** Start of PROVIDED DATA **

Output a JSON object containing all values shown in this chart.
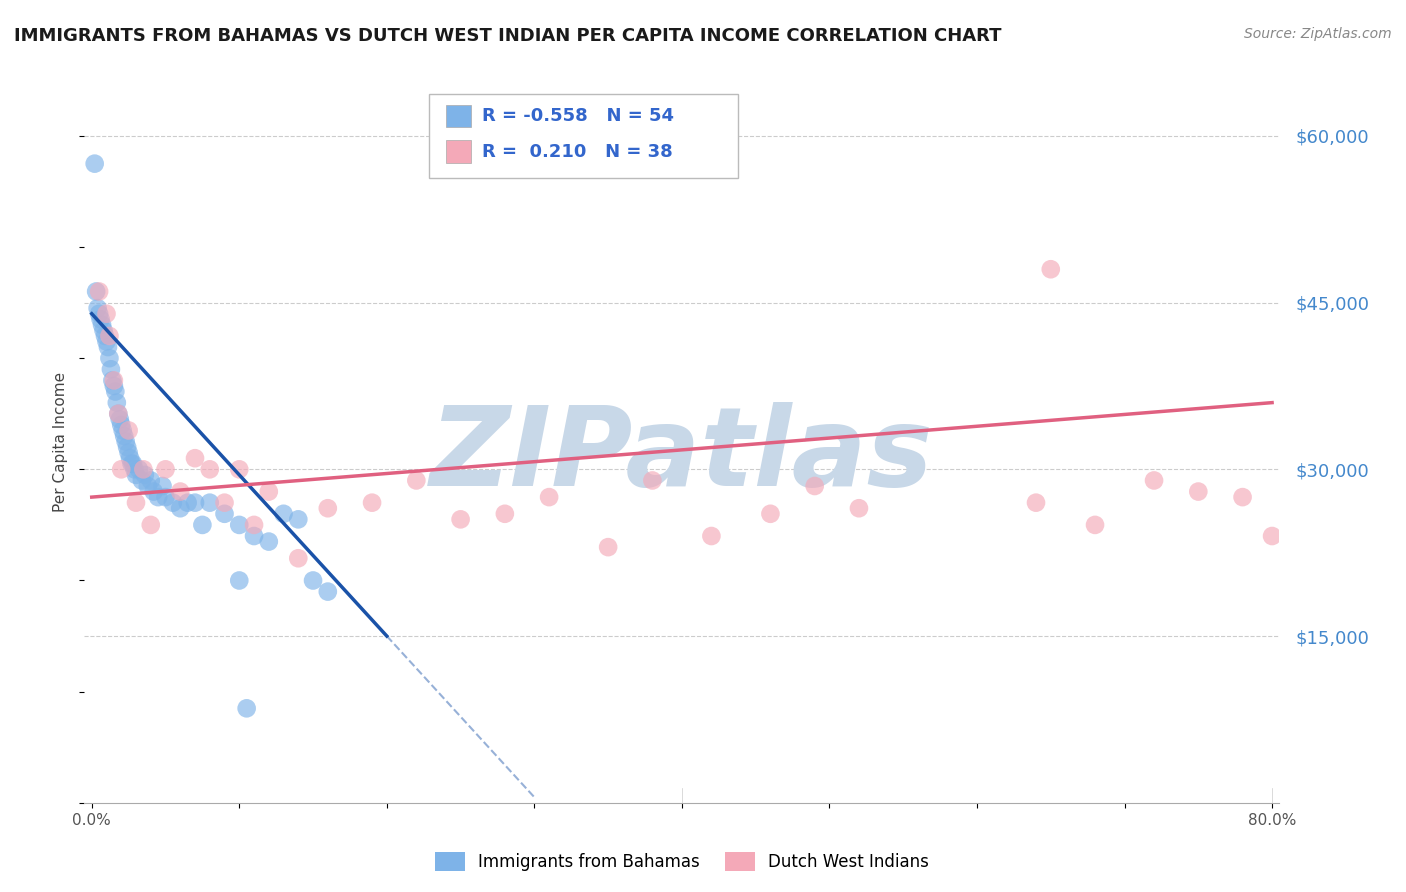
{
  "title": "IMMIGRANTS FROM BAHAMAS VS DUTCH WEST INDIAN PER CAPITA INCOME CORRELATION CHART",
  "source_text": "Source: ZipAtlas.com",
  "ylabel": "Per Capita Income",
  "xlim": [
    -0.005,
    0.805
  ],
  "ylim": [
    0,
    65000
  ],
  "xtick_vals": [
    0.0,
    0.8
  ],
  "xtick_labels": [
    "0.0%",
    "80.0%"
  ],
  "ytick_vals": [
    0,
    15000,
    30000,
    45000,
    60000
  ],
  "ytick_labels": [
    "",
    "$15,000",
    "$30,000",
    "$45,000",
    "$60,000"
  ],
  "blue_color": "#7EB3E8",
  "pink_color": "#F4A9B8",
  "blue_line_color": "#1A52A8",
  "pink_line_color": "#E06080",
  "legend_r_blue": "-0.558",
  "legend_n_blue": "54",
  "legend_r_pink": "0.210",
  "legend_n_pink": "38",
  "watermark_text": "ZIPatlas",
  "watermark_color": "#C8D8E8",
  "blue_scatter_x": [
    0.002,
    0.003,
    0.004,
    0.005,
    0.006,
    0.007,
    0.008,
    0.009,
    0.01,
    0.011,
    0.012,
    0.013,
    0.014,
    0.015,
    0.016,
    0.017,
    0.018,
    0.019,
    0.02,
    0.021,
    0.022,
    0.023,
    0.024,
    0.025,
    0.026,
    0.027,
    0.028,
    0.029,
    0.03,
    0.032,
    0.034,
    0.036,
    0.038,
    0.04,
    0.042,
    0.045,
    0.048,
    0.05,
    0.055,
    0.06,
    0.065,
    0.07,
    0.075,
    0.08,
    0.09,
    0.1,
    0.11,
    0.12,
    0.13,
    0.14,
    0.15,
    0.16,
    0.1,
    0.105
  ],
  "blue_scatter_y": [
    57500,
    46000,
    44500,
    44000,
    43500,
    43000,
    42500,
    42000,
    41500,
    41000,
    40000,
    39000,
    38000,
    37500,
    37000,
    36000,
    35000,
    34500,
    34000,
    33500,
    33000,
    32500,
    32000,
    31500,
    31000,
    30500,
    30500,
    30000,
    29500,
    30000,
    29000,
    29500,
    28500,
    29000,
    28000,
    27500,
    28500,
    27500,
    27000,
    26500,
    27000,
    27000,
    25000,
    27000,
    26000,
    25000,
    24000,
    23500,
    26000,
    25500,
    20000,
    19000,
    20000,
    8500
  ],
  "pink_scatter_x": [
    0.005,
    0.01,
    0.012,
    0.015,
    0.018,
    0.02,
    0.025,
    0.03,
    0.035,
    0.04,
    0.05,
    0.06,
    0.07,
    0.08,
    0.09,
    0.1,
    0.11,
    0.12,
    0.14,
    0.16,
    0.19,
    0.22,
    0.25,
    0.28,
    0.31,
    0.35,
    0.38,
    0.42,
    0.46,
    0.49,
    0.52,
    0.64,
    0.68,
    0.72,
    0.75,
    0.78,
    0.8,
    0.65
  ],
  "pink_scatter_y": [
    46000,
    44000,
    42000,
    38000,
    35000,
    30000,
    33500,
    27000,
    30000,
    25000,
    30000,
    28000,
    31000,
    30000,
    27000,
    30000,
    25000,
    28000,
    22000,
    26500,
    27000,
    29000,
    25500,
    26000,
    27500,
    23000,
    29000,
    24000,
    26000,
    28500,
    26500,
    27000,
    25000,
    29000,
    28000,
    27500,
    24000,
    48000
  ],
  "blue_line_x0": 0.0,
  "blue_line_y0": 44000,
  "blue_line_x1": 0.2,
  "blue_line_y1": 15000,
  "blue_line_dash_x0": 0.2,
  "blue_line_dash_y0": 15000,
  "blue_line_dash_x1": 0.22,
  "blue_line_dash_y1": 10000,
  "pink_line_x0": 0.0,
  "pink_line_y0": 27500,
  "pink_line_x1": 0.8,
  "pink_line_y1": 36000
}
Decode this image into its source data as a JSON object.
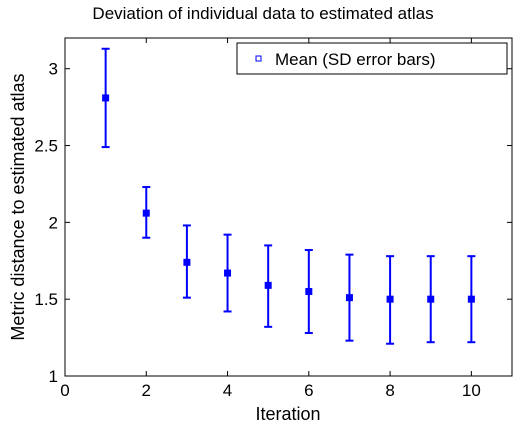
{
  "chart_data": {
    "type": "scatter",
    "title": "Deviation of individual data to estimated atlas",
    "xlabel": "Iteration",
    "ylabel": "Metric distance to estimated atlas",
    "xlim": [
      0,
      11
    ],
    "ylim": [
      1,
      3.2
    ],
    "xticks": [
      0,
      2,
      4,
      6,
      8,
      10
    ],
    "yticks": [
      1,
      1.5,
      2,
      2.5,
      3
    ],
    "xtick_labels": [
      "0",
      "2",
      "4",
      "6",
      "8",
      "10"
    ],
    "ytick_labels": [
      "1",
      "1.5",
      "2",
      "2.5",
      "3"
    ],
    "grid": false,
    "legend": {
      "position": "top-right",
      "label": "Mean (SD error bars)"
    },
    "color": "#0000ff",
    "series": [
      {
        "name": "Mean (SD error bars)",
        "x": [
          1,
          2,
          3,
          4,
          5,
          6,
          7,
          8,
          9,
          10
        ],
        "y": [
          2.81,
          2.06,
          1.74,
          1.67,
          1.59,
          1.55,
          1.51,
          1.5,
          1.5,
          1.5
        ],
        "lower": [
          2.49,
          1.9,
          1.51,
          1.42,
          1.32,
          1.28,
          1.23,
          1.21,
          1.22,
          1.22
        ],
        "upper": [
          3.13,
          2.23,
          1.98,
          1.92,
          1.85,
          1.82,
          1.79,
          1.78,
          1.78,
          1.78
        ]
      }
    ]
  }
}
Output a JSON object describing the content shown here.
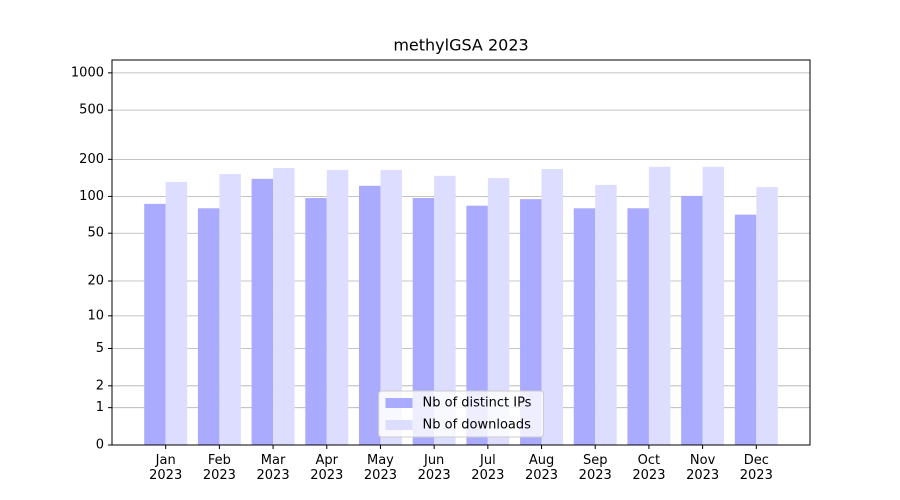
{
  "chart_data": {
    "type": "bar",
    "title": "methylGSA 2023",
    "categories": [
      "Jan\n2023",
      "Feb\n2023",
      "Mar\n2023",
      "Apr\n2023",
      "May\n2023",
      "Jun\n2023",
      "Jul\n2023",
      "Aug\n2023",
      "Sep\n2023",
      "Oct\n2023",
      "Nov\n2023",
      "Dec\n2023"
    ],
    "series": [
      {
        "name": "Nb of distinct IPs",
        "color": "#aaaaff",
        "values": [
          87,
          80,
          139,
          97,
          122,
          97,
          84,
          95,
          80,
          80,
          101,
          71
        ]
      },
      {
        "name": "Nb of downloads",
        "color": "#ddddff",
        "values": [
          131,
          152,
          170,
          164,
          164,
          147,
          141,
          167,
          124,
          174,
          174,
          119
        ]
      }
    ],
    "scale": "log1p",
    "ylim": [
      0,
      1270
    ],
    "yticks": [
      0,
      1,
      2,
      5,
      10,
      20,
      50,
      100,
      200,
      500,
      1000
    ],
    "grid": true,
    "legend": "lower center"
  }
}
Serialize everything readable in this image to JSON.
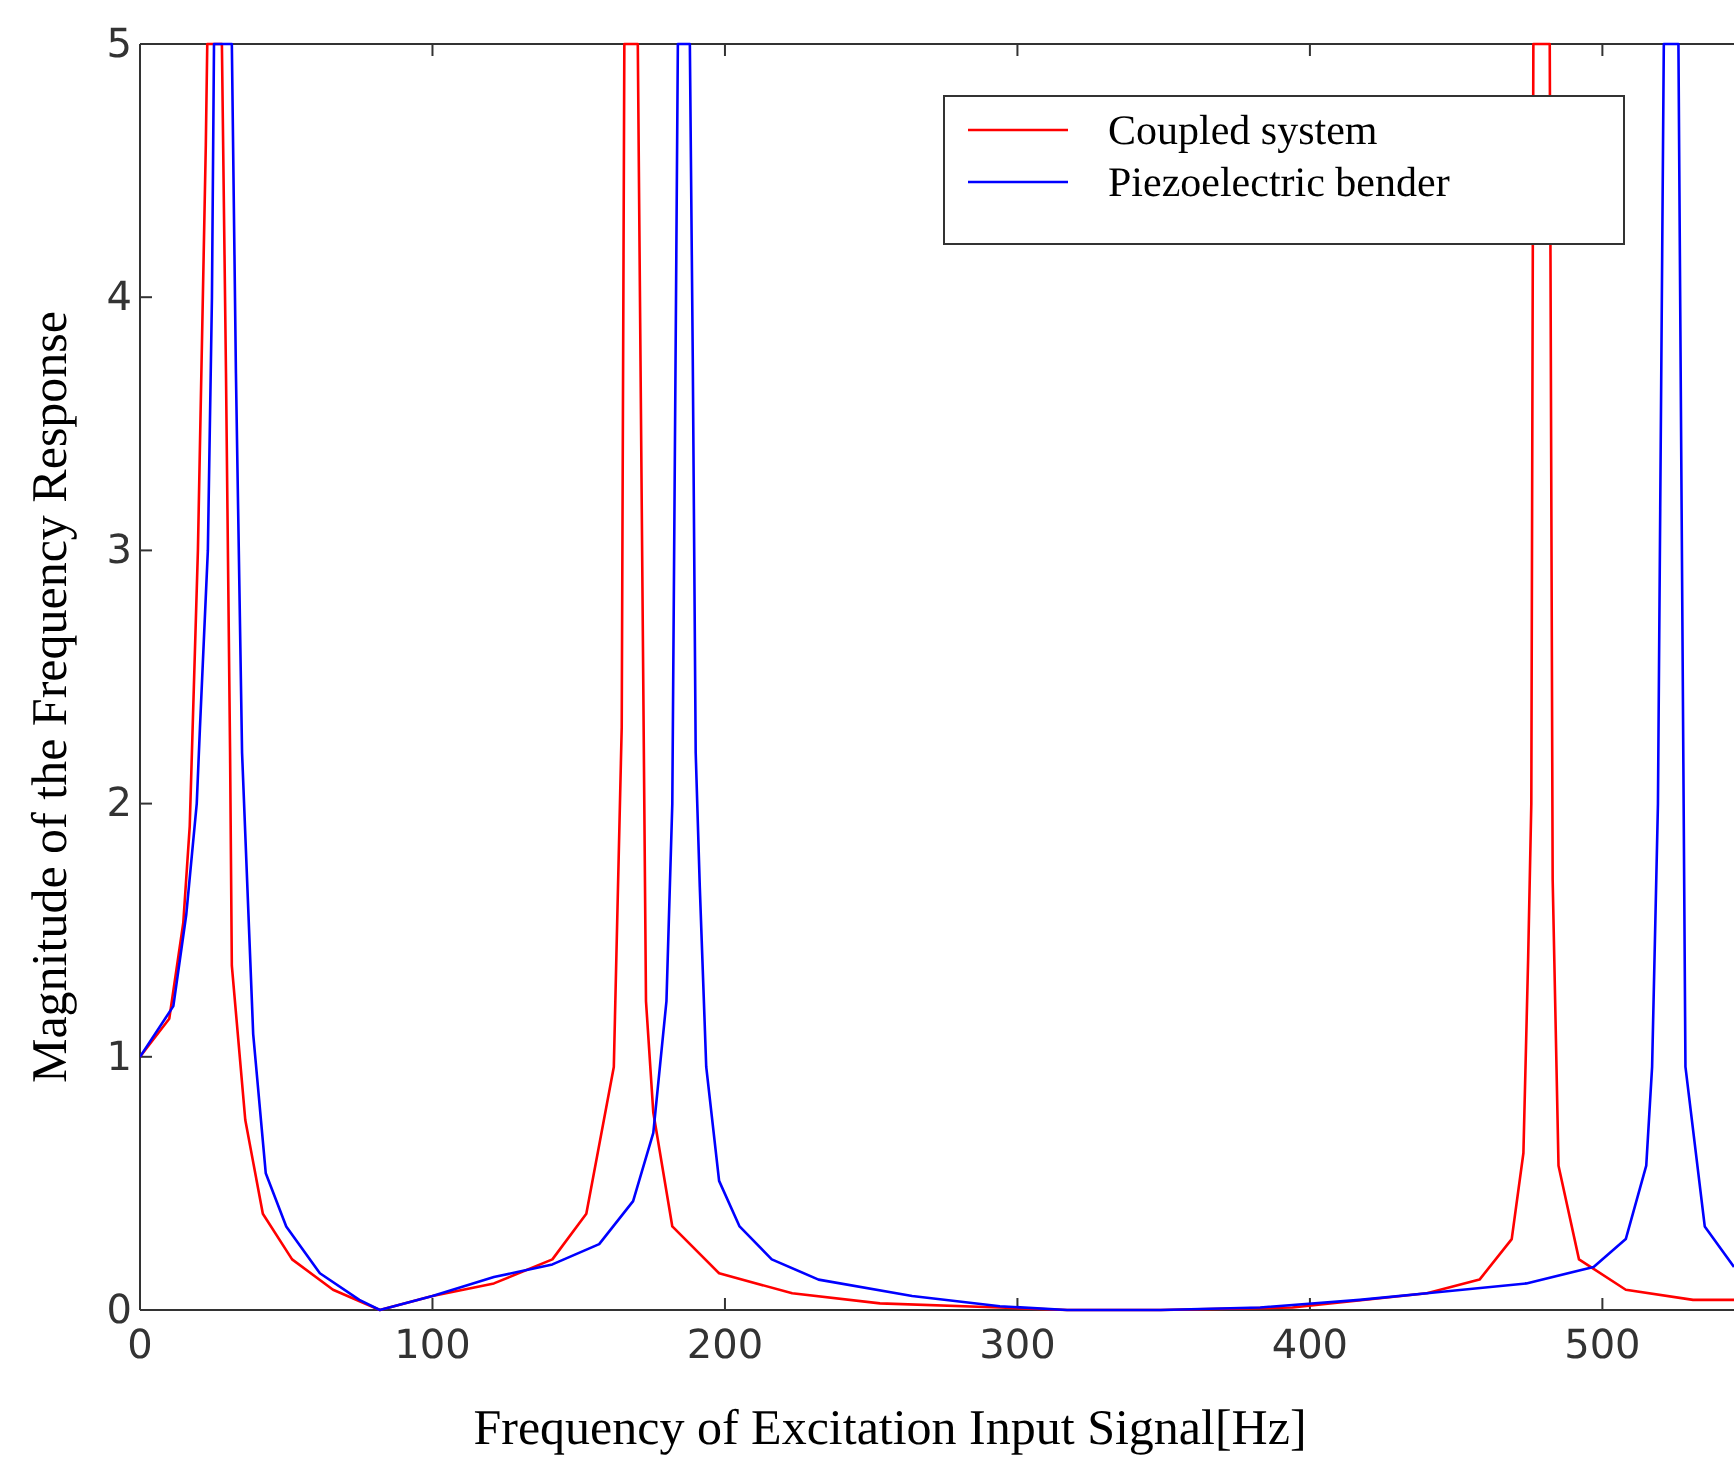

** End of PROVIDED DATA **

## REQUEST
All of the records need repeating exactly, except for the pictures.

## SOLUTION TO THIS EXERCISE
Output a JSON object containing all values shown in this chart.
{
  "title": "IMMIGRANTS FROM BAHAMAS VS DUTCH WEST INDIAN PER CAPITA INCOME CORRELATION CHART",
  "source_text": "Source: ZipAtlas.com",
  "ylabel": "Per Capita Income",
  "xlim": [
    -0.005,
    0.805
  ],
  "ylim": [
    0,
    65000
  ],
  "xtick_vals": [
    0.0,
    0.8
  ],
  "xtick_labels": [
    "0.0%",
    "80.0%"
  ],
  "ytick_vals": [
    0,
    15000,
    30000,
    45000,
    60000
  ],
  "ytick_labels": [
    "",
    "$15,000",
    "$30,000",
    "$45,000",
    "$60,000"
  ],
  "blue_color": "#7EB3E8",
  "pink_color": "#F4A9B8",
  "blue_line_color": "#1A52A8",
  "pink_line_color": "#E06080",
  "legend_r_blue": "-0.558",
  "legend_n_blue": "54",
  "legend_r_pink": "0.210",
  "legend_n_pink": "38",
  "watermark_text": "ZIPatlas",
  "watermark_color": "#C8D8E8",
  "blue_scatter_x": [
    0.002,
    0.003,
    0.004,
    0.005,
    0.006,
    0.007,
    0.008,
    0.009,
    0.01,
    0.011,
    0.012,
    0.013,
    0.014,
    0.015,
    0.016,
    0.017,
    0.018,
    0.019,
    0.02,
    0.021,
    0.022,
    0.023,
    0.024,
    0.025,
    0.026,
    0.027,
    0.028,
    0.029,
    0.03,
    0.032,
    0.034,
    0.036,
    0.038,
    0.04,
    0.042,
    0.045,
    0.048,
    0.05,
    0.055,
    0.06,
    0.065,
    0.07,
    0.075,
    0.08,
    0.09,
    0.1,
    0.11,
    0.12,
    0.13,
    0.14,
    0.15,
    0.16,
    0.1,
    0.105
  ],
  "blue_scatter_y": [
    57500,
    46000,
    44500,
    44000,
    43500,
    43000,
    42500,
    42000,
    41500,
    41000,
    40000,
    39000,
    38000,
    37500,
    37000,
    36000,
    35000,
    34500,
    34000,
    33500,
    33000,
    32500,
    32000,
    31500,
    31000,
    30500,
    30500,
    30000,
    29500,
    30000,
    29000,
    29500,
    28500,
    29000,
    28000,
    27500,
    28500,
    27500,
    27000,
    26500,
    27000,
    27000,
    25000,
    27000,
    26000,
    25000,
    24000,
    23500,
    26000,
    25500,
    20000,
    19000,
    20000,
    8500
  ],
  "pink_scatter_x": [
    0.005,
    0.01,
    0.012,
    0.015,
    0.018,
    0.02,
    0.025,
    0.03,
    0.035,
    0.04,
    0.05,
    0.06,
    0.07,
    0.08,
    0.09,
    0.1,
    0.11,
    0.12,
    0.14,
    0.16,
    0.19,
    0.22,
    0.25,
    0.28,
    0.31,
    0.35,
    0.38,
    0.42,
    0.46,
    0.49,
    0.52,
    0.64,
    0.68,
    0.72,
    0.75,
    0.78,
    0.8,
    0.65
  ],
  "pink_scatter_y": [
    46000,
    44000,
    42000,
    38000,
    35000,
    30000,
    33500,
    27000,
    30000,
    25000,
    30000,
    28000,
    31000,
    30000,
    27000,
    30000,
    25000,
    28000,
    22000,
    26500,
    27000,
    29000,
    25500,
    26000,
    27500,
    23000,
    29000,
    24000,
    26000,
    28500,
    26500,
    27000,
    25000,
    29000,
    28000,
    27500,
    24000,
    48000
  ],
  "blue_line_x0": 0.0,
  "blue_line_y0": 44000,
  "blue_line_x1": 0.2,
  "blue_line_y1": 15000,
  "blue_line_dash_x0": 0.2,
  "blue_line_dash_y0": 15000,
  "blue_line_dash_x1": 0.22,
  "blue_line_dash_y1": 10000,
  "pink_line_x0": 0.0,
  "pink_line_y0": 27500,
  "pink_line_x1": 0.8,
  "pink_line_y1": 36000
}
Decode this image into its source data as a JSON object.
{
  "chart_data": {
    "type": "scatter",
    "title": "Deviation of individual data to estimated atlas",
    "xlabel": "Iteration",
    "ylabel": "Metric distance to estimated atlas",
    "xlim": [
      0,
      11
    ],
    "ylim": [
      1,
      3.2
    ],
    "xticks": [
      0,
      2,
      4,
      6,
      8,
      10
    ],
    "yticks": [
      1,
      1.5,
      2,
      2.5,
      3
    ],
    "xtick_labels": [
      "0",
      "2",
      "4",
      "6",
      "8",
      "10"
    ],
    "ytick_labels": [
      "1",
      "1.5",
      "2",
      "2.5",
      "3"
    ],
    "grid": false,
    "legend": {
      "position": "top-right",
      "label": "Mean (SD error bars)"
    },
    "color": "#0000ff",
    "series": [
      {
        "name": "Mean (SD error bars)",
        "x": [
          1,
          2,
          3,
          4,
          5,
          6,
          7,
          8,
          9,
          10
        ],
        "y": [
          2.81,
          2.06,
          1.74,
          1.67,
          1.59,
          1.55,
          1.51,
          1.5,
          1.5,
          1.5
        ],
        "lower": [
          2.49,
          1.9,
          1.51,
          1.42,
          1.32,
          1.28,
          1.23,
          1.21,
          1.22,
          1.22
        ],
        "upper": [
          3.13,
          2.23,
          1.98,
          1.92,
          1.85,
          1.82,
          1.79,
          1.78,
          1.78,
          1.78
        ]
      }
    ]
  }
}
Output a JSON object describing the content shown here.
{
  "chart_data": {
    "type": "bar",
    "title": "methylGSA 2023",
    "categories": [
      "Jan\n2023",
      "Feb\n2023",
      "Mar\n2023",
      "Apr\n2023",
      "May\n2023",
      "Jun\n2023",
      "Jul\n2023",
      "Aug\n2023",
      "Sep\n2023",
      "Oct\n2023",
      "Nov\n2023",
      "Dec\n2023"
    ],
    "series": [
      {
        "name": "Nb of distinct IPs",
        "color": "#aaaaff",
        "values": [
          87,
          80,
          139,
          97,
          122,
          97,
          84,
          95,
          80,
          80,
          101,
          71
        ]
      },
      {
        "name": "Nb of downloads",
        "color": "#ddddff",
        "values": [
          131,
          152,
          170,
          164,
          164,
          147,
          141,
          167,
          124,
          174,
          174,
          119
        ]
      }
    ],
    "scale": "log1p",
    "ylim": [
      0,
      1270
    ],
    "yticks": [
      0,
      1,
      2,
      5,
      10,
      20,
      50,
      100,
      200,
      500,
      1000
    ],
    "grid": true,
    "legend": "lower center"
  }
}
Serialize everything readable in this image to JSON.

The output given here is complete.